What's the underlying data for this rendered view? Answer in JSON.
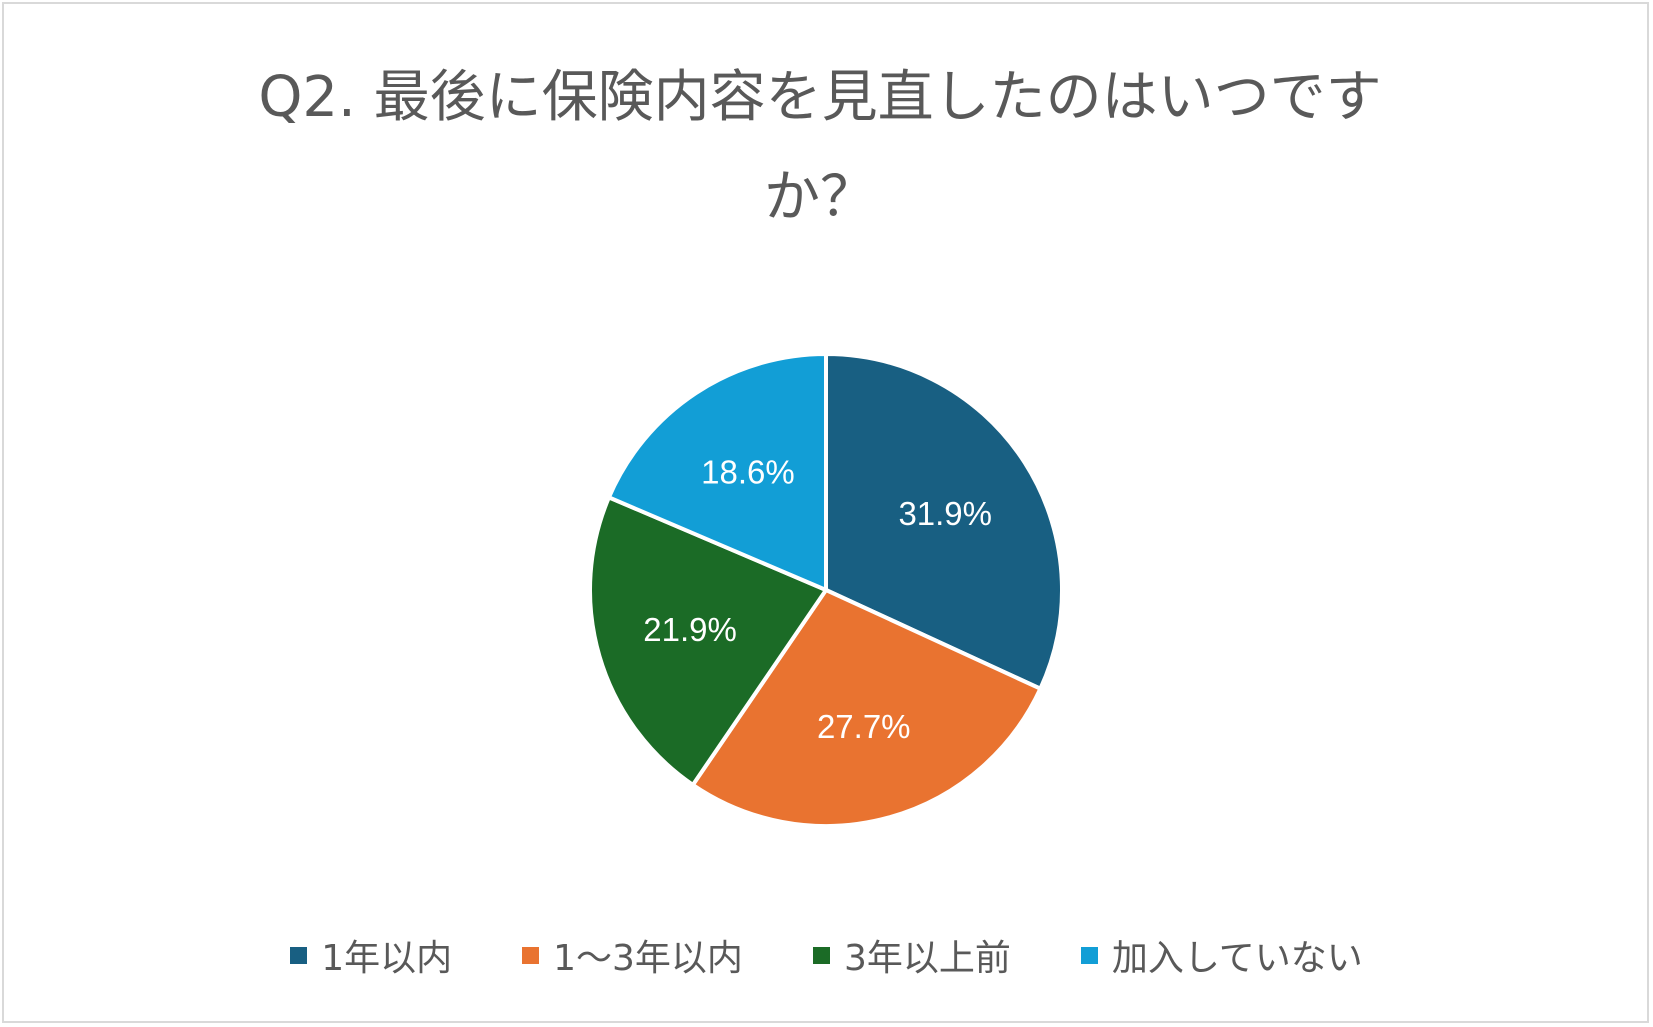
{
  "chart_data": {
    "type": "pie",
    "title": "Q2. 最後に保険内容を見直したのはいつですか？",
    "title_line1": "Q2. 最後に保険内容を見直したのはいつです",
    "title_line2": "か？",
    "categories": [
      "1年以内",
      "1～3年以内",
      "3年以上前",
      "加入していない"
    ],
    "values": [
      31.9,
      27.7,
      21.9,
      18.6
    ],
    "labels": [
      "31.9%",
      "27.7%",
      "21.9%",
      "18.6%"
    ],
    "colors": [
      "#185f82",
      "#e97330",
      "#1b6b26",
      "#129ed6"
    ],
    "legend_position": "bottom",
    "start_angle": "12 o'clock, clockwise"
  }
}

· · · · · · ·

▶ Task brief: Copy out each record shown above without alteration, skipping any picture.

▶ Solution to this problem:
What's the underlying data for this rendered view? Answer in JSON.
{
  "chart_data": {
    "type": "pie",
    "title": "Q2. 最後に保険内容を見直したのはいつですか？",
    "title_line1": "Q2. 最後に保険内容を見直したのはいつです",
    "title_line2": "か？",
    "categories": [
      "1年以内",
      "1～3年以内",
      "3年以上前",
      "加入していない"
    ],
    "values": [
      31.9,
      27.7,
      21.9,
      18.6
    ],
    "labels": [
      "31.9%",
      "27.7%",
      "21.9%",
      "18.6%"
    ],
    "colors": [
      "#185f82",
      "#e97330",
      "#1b6b26",
      "#129ed6"
    ],
    "legend_position": "bottom",
    "start_angle": "12 o'clock, clockwise"
  }
}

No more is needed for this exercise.